● Work to do: Copy out all the entries word for word.

● Provided records:
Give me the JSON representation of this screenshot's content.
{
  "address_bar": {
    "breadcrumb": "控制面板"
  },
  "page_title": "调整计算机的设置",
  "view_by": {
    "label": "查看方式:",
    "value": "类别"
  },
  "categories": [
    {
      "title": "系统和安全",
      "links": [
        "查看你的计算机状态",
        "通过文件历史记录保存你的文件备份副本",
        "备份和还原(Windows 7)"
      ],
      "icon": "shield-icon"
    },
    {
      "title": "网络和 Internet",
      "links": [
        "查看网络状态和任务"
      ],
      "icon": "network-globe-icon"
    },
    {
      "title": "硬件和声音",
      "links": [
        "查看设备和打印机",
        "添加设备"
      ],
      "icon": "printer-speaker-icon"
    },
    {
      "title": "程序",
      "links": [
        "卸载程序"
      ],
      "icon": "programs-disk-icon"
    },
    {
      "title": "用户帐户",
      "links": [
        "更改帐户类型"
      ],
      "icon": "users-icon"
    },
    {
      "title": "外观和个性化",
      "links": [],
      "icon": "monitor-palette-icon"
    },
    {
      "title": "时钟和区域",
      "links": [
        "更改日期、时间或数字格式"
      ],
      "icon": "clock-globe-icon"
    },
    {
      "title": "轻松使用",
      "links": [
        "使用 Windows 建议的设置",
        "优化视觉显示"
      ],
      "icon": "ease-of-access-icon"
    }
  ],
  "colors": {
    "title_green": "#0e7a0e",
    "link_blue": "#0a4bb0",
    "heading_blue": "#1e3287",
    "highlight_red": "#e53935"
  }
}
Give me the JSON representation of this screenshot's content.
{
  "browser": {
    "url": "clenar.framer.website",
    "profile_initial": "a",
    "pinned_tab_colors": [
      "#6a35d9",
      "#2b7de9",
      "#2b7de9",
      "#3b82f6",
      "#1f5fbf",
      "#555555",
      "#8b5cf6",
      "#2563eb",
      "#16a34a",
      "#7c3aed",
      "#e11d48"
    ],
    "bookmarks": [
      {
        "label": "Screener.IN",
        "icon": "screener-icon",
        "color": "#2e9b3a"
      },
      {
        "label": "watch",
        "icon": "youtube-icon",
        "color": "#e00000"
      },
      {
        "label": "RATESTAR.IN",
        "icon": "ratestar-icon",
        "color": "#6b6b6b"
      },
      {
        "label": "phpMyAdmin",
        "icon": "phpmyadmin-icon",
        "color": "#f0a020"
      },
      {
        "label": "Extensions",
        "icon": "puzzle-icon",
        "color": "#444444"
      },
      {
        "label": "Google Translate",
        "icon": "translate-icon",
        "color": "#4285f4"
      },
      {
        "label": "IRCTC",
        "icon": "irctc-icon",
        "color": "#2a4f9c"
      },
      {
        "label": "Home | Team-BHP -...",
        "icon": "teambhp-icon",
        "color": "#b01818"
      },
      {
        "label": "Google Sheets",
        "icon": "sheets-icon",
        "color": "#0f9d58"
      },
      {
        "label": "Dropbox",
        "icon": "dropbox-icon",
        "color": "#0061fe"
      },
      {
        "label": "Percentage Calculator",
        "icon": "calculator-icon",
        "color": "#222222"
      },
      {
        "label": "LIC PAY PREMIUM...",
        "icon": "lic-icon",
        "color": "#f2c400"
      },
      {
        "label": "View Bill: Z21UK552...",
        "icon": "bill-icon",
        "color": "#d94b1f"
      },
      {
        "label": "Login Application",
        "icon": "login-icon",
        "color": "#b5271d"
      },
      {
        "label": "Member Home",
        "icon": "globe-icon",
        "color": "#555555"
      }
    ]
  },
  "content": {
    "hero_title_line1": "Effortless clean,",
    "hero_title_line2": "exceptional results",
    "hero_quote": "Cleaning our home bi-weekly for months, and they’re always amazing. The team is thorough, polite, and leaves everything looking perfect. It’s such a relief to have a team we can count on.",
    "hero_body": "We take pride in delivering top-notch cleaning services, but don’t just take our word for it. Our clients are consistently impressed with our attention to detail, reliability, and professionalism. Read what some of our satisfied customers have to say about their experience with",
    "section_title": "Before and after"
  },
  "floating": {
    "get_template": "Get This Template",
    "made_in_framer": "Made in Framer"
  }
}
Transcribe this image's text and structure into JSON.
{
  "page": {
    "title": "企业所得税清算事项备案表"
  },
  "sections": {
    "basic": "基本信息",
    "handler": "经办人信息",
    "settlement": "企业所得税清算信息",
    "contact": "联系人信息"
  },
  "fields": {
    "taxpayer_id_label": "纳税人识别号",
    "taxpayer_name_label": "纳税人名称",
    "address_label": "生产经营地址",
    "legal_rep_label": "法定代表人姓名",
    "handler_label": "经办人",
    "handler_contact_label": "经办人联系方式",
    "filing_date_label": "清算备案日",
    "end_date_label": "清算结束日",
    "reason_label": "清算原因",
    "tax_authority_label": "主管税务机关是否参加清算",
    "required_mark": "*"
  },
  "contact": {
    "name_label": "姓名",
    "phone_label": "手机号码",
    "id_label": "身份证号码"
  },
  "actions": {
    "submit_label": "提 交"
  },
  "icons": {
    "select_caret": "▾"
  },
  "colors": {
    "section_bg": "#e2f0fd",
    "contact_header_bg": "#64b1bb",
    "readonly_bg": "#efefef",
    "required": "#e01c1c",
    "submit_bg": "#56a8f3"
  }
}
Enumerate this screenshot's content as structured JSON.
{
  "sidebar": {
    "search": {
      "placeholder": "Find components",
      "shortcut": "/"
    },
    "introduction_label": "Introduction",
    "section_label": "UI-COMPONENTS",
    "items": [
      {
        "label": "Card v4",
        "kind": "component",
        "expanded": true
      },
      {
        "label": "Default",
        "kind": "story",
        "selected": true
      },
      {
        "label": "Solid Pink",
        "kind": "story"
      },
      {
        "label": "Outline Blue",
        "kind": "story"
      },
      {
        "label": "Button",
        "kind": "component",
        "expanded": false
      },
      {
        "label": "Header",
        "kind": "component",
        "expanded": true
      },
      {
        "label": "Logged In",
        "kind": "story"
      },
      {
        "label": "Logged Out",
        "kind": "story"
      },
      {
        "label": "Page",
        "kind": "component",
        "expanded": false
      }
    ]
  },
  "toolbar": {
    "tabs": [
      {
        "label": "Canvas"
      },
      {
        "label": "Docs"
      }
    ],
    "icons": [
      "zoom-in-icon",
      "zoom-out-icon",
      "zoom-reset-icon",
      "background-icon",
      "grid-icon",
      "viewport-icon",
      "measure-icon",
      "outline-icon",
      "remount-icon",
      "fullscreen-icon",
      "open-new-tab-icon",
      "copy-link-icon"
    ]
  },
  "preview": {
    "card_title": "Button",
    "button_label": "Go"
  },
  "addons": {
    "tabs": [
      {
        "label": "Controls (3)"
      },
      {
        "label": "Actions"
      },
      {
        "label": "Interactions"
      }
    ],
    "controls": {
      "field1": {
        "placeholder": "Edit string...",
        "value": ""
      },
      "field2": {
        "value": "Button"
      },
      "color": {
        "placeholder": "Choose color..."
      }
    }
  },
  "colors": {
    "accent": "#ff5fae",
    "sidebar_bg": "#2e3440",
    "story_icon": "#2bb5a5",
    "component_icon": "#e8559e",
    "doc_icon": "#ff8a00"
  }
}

● Answer for the task:
Give me the JSON representation of this screenshot's content.
{
  "address_bar": {
    "breadcrumb": "控制面板"
  },
  "page_title": "调整计算机的设置",
  "view_by": {
    "label": "查看方式:",
    "value": "类别"
  },
  "categories": [
    {
      "title": "系统和安全",
      "links": [
        "查看你的计算机状态",
        "通过文件历史记录保存你的文件备份副本",
        "备份和还原(Windows 7)"
      ],
      "icon": "shield-icon"
    },
    {
      "title": "网络和 Internet",
      "links": [
        "查看网络状态和任务"
      ],
      "icon": "network-globe-icon"
    },
    {
      "title": "硬件和声音",
      "links": [
        "查看设备和打印机",
        "添加设备"
      ],
      "icon": "printer-speaker-icon"
    },
    {
      "title": "程序",
      "links": [
        "卸载程序"
      ],
      "icon": "programs-disk-icon"
    },
    {
      "title": "用户帐户",
      "links": [
        "更改帐户类型"
      ],
      "icon": "users-icon"
    },
    {
      "title": "外观和个性化",
      "links": [],
      "icon": "monitor-palette-icon"
    },
    {
      "title": "时钟和区域",
      "links": [
        "更改日期、时间或数字格式"
      ],
      "icon": "clock-globe-icon"
    },
    {
      "title": "轻松使用",
      "links": [
        "使用 Windows 建议的设置",
        "优化视觉显示"
      ],
      "icon": "ease-of-access-icon"
    }
  ],
  "colors": {
    "title_green": "#0e7a0e",
    "link_blue": "#0a4bb0",
    "heading_blue": "#1e3287",
    "highlight_red": "#e53935"
  }
}
Give me the JSON representation of this screenshot's content.
{
  "browser": {
    "url": "clenar.framer.website",
    "profile_initial": "a",
    "pinned_tab_colors": [
      "#6a35d9",
      "#2b7de9",
      "#2b7de9",
      "#3b82f6",
      "#1f5fbf",
      "#555555",
      "#8b5cf6",
      "#2563eb",
      "#16a34a",
      "#7c3aed",
      "#e11d48"
    ],
    "bookmarks": [
      {
        "label": "Screener.IN",
        "icon": "screener-icon",
        "color": "#2e9b3a"
      },
      {
        "label": "watch",
        "icon": "youtube-icon",
        "color": "#e00000"
      },
      {
        "label": "RATESTAR.IN",
        "icon": "ratestar-icon",
        "color": "#6b6b6b"
      },
      {
        "label": "phpMyAdmin",
        "icon": "phpmyadmin-icon",
        "color": "#f0a020"
      },
      {
        "label": "Extensions",
        "icon": "puzzle-icon",
        "color": "#444444"
      },
      {
        "label": "Google Translate",
        "icon": "translate-icon",
        "color": "#4285f4"
      },
      {
        "label": "IRCTC",
        "icon": "irctc-icon",
        "color": "#2a4f9c"
      },
      {
        "label": "Home | Team-BHP -...",
        "icon": "teambhp-icon",
        "color": "#b01818"
      },
      {
        "label": "Google Sheets",
        "icon": "sheets-icon",
        "color": "#0f9d58"
      },
      {
        "label": "Dropbox",
        "icon": "dropbox-icon",
        "color": "#0061fe"
      },
      {
        "label": "Percentage Calculator",
        "icon": "calculator-icon",
        "color": "#222222"
      },
      {
        "label": "LIC PAY PREMIUM...",
        "icon": "lic-icon",
        "color": "#f2c400"
      },
      {
        "label": "View Bill: Z21UK552...",
        "icon": "bill-icon",
        "color": "#d94b1f"
      },
      {
        "label": "Login Application",
        "icon": "login-icon",
        "color": "#b5271d"
      },
      {
        "label": "Member Home",
        "icon": "globe-icon",
        "color": "#555555"
      }
    ]
  },
  "content": {
    "hero_title_line1": "Effortless clean,",
    "hero_title_line2": "exceptional results",
    "hero_quote": "Cleaning our home bi-weekly for months, and they’re always amazing. The team is thorough, polite, and leaves everything looking perfect. It’s such a relief to have a team we can count on.",
    "hero_body": "We take pride in delivering top-notch cleaning services, but don’t just take our word for it. Our clients are consistently impressed with our attention to detail, reliability, and professionalism. Read what some of our satisfied customers have to say about their experience with",
    "section_title": "Before and after"
  },
  "floating": {
    "get_template": "Get This Template",
    "made_in_framer": "Made in Framer"
  }
}
Transcribe this image's text and structure into JSON.
{
  "page": {
    "title": "企业所得税清算事项备案表"
  },
  "sections": {
    "basic": "基本信息",
    "handler": "经办人信息",
    "settlement": "企业所得税清算信息",
    "contact": "联系人信息"
  },
  "fields": {
    "taxpayer_id_label": "纳税人识别号",
    "taxpayer_name_label": "纳税人名称",
    "address_label": "生产经营地址",
    "legal_rep_label": "法定代表人姓名",
    "handler_label": "经办人",
    "handler_contact_label": "经办人联系方式",
    "filing_date_label": "清算备案日",
    "end_date_label": "清算结束日",
    "reason_label": "清算原因",
    "tax_authority_label": "主管税务机关是否参加清算",
    "required_mark": "*"
  },
  "contact": {
    "name_label": "姓名",
    "phone_label": "手机号码",
    "id_label": "身份证号码"
  },
  "actions": {
    "submit_label": "提 交"
  },
  "icons": {
    "select_caret": "▾"
  },
  "colors": {
    "section_bg": "#e2f0fd",
    "contact_header_bg": "#64b1bb",
    "readonly_bg": "#efefef",
    "required": "#e01c1c",
    "submit_bg": "#56a8f3"
  }
}
Enumerate this screenshot's content as structured JSON.
{
  "sidebar": {
    "search": {
      "placeholder": "Find components",
      "shortcut": "/"
    },
    "introduction_label": "Introduction",
    "section_label": "UI-COMPONENTS",
    "items": [
      {
        "label": "Card v4",
        "kind": "component",
        "expanded": true
      },
      {
        "label": "Default",
        "kind": "story",
        "selected": true
      },
      {
        "label": "Solid Pink",
        "kind": "story"
      },
      {
        "label": "Outline Blue",
        "kind": "story"
      },
      {
        "label": "Button",
        "kind": "component",
        "expanded": false
      },
      {
        "label": "Header",
        "kind": "component",
        "expanded": true
      },
      {
        "label": "Logged In",
        "kind": "story"
      },
      {
        "label": "Logged Out",
        "kind": "story"
      },
      {
        "label": "Page",
        "kind": "component",
        "expanded": false
      }
    ]
  },
  "toolbar": {
    "tabs": [
      {
        "label": "Canvas"
      },
      {
        "label": "Docs"
      }
    ],
    "icons": [
      "zoom-in-icon",
      "zoom-out-icon",
      "zoom-reset-icon",
      "background-icon",
      "grid-icon",
      "viewport-icon",
      "measure-icon",
      "outline-icon",
      "remount-icon",
      "fullscreen-icon",
      "open-new-tab-icon",
      "copy-link-icon"
    ]
  },
  "preview": {
    "card_title": "Button",
    "button_label": "Go"
  },
  "addons": {
    "tabs": [
      {
        "label": "Controls (3)"
      },
      {
        "label": "Actions"
      },
      {
        "label": "Interactions"
      }
    ],
    "controls": {
      "field1": {
        "placeholder": "Edit string...",
        "value": ""
      },
      "field2": {
        "value": "Button"
      },
      "color": {
        "placeholder": "Choose color..."
      }
    }
  },
  "colors": {
    "accent": "#ff5fae",
    "sidebar_bg": "#2e3440",
    "story_icon": "#2bb5a5",
    "component_icon": "#e8559e",
    "doc_icon": "#ff8a00"
  }
}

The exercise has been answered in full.